- **Texto de leitura**:
____________
O MPF, em decorrência, apresentou o presente incidente de falsidade (evento 1).

A Defesa de Luiz Inácio Lula da Silva manifestou-se, afirmando a veracidade dos recibos, e apresentou em Juízo os recibos originais (eventos 6 e 14).

A Defesa de Glaucos da Costamarques também se manifestou no evento 63, juntando cópias de recibos dos aluguéis.

Nestes autos, para instrução, foi ouvido o contador João Muniz Leite e foi reinterrogado Glaucos da Costamarques (eventos 60, 76 e 79).

O MPF culminou por não requerer prova pericial (evento 62).

As partes foram intimadas para suas manifestações finais no incidente.

O MPF, no evento 70, argumentou que os aluguéis não foram pagos e que os recibos são falsos ideologicamente, embora não materialmente. Pede o reconhecimento da falsidade.

A Defesa de Luiz Inácio Lula da Silva, no evento 82, argumentou que oa aluguéis foram pagos e que os recibos são, por consequência, verdadeiros. Argumenta, como preliminar, que o incidente de falsidade não se presta para discutir falsidade ideológica e que, portanto, não deve ele ser admitido.
____________
- **Material de dados**:
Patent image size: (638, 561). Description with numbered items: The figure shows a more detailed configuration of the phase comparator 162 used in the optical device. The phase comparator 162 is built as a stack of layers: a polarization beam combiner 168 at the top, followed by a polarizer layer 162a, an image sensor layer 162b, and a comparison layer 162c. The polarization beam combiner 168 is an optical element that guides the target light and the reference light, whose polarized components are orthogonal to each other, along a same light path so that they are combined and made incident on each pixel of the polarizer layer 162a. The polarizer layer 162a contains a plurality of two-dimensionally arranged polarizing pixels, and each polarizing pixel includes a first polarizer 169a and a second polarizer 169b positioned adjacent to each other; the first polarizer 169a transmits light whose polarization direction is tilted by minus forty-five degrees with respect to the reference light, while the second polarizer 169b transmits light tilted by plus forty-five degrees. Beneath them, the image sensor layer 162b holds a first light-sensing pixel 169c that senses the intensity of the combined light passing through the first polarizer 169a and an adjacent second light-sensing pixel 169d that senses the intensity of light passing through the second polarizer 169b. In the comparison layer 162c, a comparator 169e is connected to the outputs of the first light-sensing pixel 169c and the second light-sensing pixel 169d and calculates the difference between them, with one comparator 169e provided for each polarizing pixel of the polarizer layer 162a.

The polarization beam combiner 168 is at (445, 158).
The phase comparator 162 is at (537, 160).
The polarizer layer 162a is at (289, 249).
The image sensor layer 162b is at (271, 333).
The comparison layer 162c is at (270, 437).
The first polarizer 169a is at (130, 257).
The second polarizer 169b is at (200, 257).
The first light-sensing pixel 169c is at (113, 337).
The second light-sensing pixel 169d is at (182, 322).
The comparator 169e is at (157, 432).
____________
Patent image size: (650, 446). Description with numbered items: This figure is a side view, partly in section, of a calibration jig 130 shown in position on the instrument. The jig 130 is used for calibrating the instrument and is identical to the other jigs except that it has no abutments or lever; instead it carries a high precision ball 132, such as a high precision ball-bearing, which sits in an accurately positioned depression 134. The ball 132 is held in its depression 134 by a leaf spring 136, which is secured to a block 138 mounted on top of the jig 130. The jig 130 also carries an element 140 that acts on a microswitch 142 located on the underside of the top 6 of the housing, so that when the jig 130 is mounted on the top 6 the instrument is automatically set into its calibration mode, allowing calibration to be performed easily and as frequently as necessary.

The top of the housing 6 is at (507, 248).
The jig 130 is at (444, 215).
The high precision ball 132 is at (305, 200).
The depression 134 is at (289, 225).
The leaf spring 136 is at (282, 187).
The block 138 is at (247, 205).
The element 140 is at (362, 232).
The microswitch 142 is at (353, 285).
____________
- **Enunciado da tarefa**:
De acordo com o texto de leitura, qual contador foi ouvido para instrução nos autos? O material é independente do texto de leitura e não tem relação com ele.

- **Resposta da tarefa**:
O contador João Muniz Leite.